→ Data shown
◆ ◆ ◆ ◆

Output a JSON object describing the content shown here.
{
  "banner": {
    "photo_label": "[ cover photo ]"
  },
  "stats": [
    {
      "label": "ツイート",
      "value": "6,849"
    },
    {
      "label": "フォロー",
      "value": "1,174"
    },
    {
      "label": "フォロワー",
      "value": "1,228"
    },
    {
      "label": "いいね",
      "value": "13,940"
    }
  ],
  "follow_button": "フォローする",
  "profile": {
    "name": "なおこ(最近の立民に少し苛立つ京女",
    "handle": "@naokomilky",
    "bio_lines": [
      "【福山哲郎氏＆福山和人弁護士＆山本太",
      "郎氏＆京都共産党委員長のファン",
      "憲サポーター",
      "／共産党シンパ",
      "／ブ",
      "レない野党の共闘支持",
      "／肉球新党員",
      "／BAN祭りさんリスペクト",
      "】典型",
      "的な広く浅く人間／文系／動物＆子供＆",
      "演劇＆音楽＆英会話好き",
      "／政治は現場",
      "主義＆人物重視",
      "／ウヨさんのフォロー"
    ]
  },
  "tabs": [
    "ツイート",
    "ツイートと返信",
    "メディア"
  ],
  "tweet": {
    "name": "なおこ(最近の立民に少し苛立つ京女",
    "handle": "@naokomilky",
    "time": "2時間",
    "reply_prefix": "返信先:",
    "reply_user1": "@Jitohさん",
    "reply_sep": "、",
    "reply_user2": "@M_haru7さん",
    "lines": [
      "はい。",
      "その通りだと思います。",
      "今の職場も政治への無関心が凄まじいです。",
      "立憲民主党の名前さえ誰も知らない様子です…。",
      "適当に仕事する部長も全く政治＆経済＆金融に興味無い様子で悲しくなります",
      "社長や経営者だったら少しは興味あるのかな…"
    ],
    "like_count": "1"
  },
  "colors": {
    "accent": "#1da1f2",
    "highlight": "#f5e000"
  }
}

◆ ◆ ◆ ◆

→ What the task asks
Pick each line holding the word "value" out of the listing.

→ Solution to this problem
      "value": "6,849"
      "value": "1,174"
      "value": "1,228"
      "value": "13,940"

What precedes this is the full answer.